### What you need to do:
Reproduce the records below exactly as given.

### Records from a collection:
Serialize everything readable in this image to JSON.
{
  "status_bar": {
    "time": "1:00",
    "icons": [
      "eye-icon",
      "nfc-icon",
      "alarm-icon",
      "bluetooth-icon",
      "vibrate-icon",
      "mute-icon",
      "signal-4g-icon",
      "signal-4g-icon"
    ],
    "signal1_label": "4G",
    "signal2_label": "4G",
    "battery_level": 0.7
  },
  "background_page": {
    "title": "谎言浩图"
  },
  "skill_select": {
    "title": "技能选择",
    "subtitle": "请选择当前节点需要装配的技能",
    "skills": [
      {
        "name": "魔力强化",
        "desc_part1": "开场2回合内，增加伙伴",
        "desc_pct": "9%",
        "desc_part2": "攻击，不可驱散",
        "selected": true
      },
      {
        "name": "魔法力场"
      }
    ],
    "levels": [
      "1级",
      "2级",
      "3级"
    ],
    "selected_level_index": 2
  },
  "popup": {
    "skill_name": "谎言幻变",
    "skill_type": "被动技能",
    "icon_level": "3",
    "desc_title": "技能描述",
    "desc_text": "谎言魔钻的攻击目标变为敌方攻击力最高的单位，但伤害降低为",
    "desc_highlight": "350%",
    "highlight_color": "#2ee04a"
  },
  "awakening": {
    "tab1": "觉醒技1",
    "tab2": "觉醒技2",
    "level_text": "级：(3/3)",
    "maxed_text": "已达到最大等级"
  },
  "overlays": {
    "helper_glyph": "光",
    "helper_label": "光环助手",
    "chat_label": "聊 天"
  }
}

### The reply:
Serialize everything readable in this image to JSON.
{
  "status_bar": {
    "time": "1:00",
    "icons": [
      "eye-icon",
      "nfc-icon",
      "alarm-icon",
      "bluetooth-icon",
      "vibrate-icon",
      "mute-icon",
      "signal-4g-icon",
      "signal-4g-icon"
    ],
    "signal1_label": "4G",
    "signal2_label": "4G",
    "battery_level": 0.7
  },
  "background_page": {
    "title": "谎言浩图"
  },
  "skill_select": {
    "title": "技能选择",
    "subtitle": "请选择当前节点需要装配的技能",
    "skills": [
      {
        "name": "魔力强化",
        "desc_part1": "开场2回合内，增加伙伴",
        "desc_pct": "9%",
        "desc_part2": "攻击，不可驱散",
        "selected": true
      },
      {
        "name": "魔法力场"
      }
    ],
    "levels": [
      "1级",
      "2级",
      "3级"
    ],
    "selected_level_index": 2
  },
  "popup": {
    "skill_name": "谎言幻变",
    "skill_type": "被动技能",
    "icon_level": "3",
    "desc_title": "技能描述",
    "desc_text": "谎言魔钻的攻击目标变为敌方攻击力最高的单位，但伤害降低为",
    "desc_highlight": "350%",
    "highlight_color": "#2ee04a"
  },
  "awakening": {
    "tab1": "觉醒技1",
    "tab2": "觉醒技2",
    "level_text": "级：(3/3)",
    "maxed_text": "已达到最大等级"
  },
  "overlays": {
    "helper_glyph": "光",
    "helper_label": "光环助手",
    "chat_label": "聊 天"
  }
}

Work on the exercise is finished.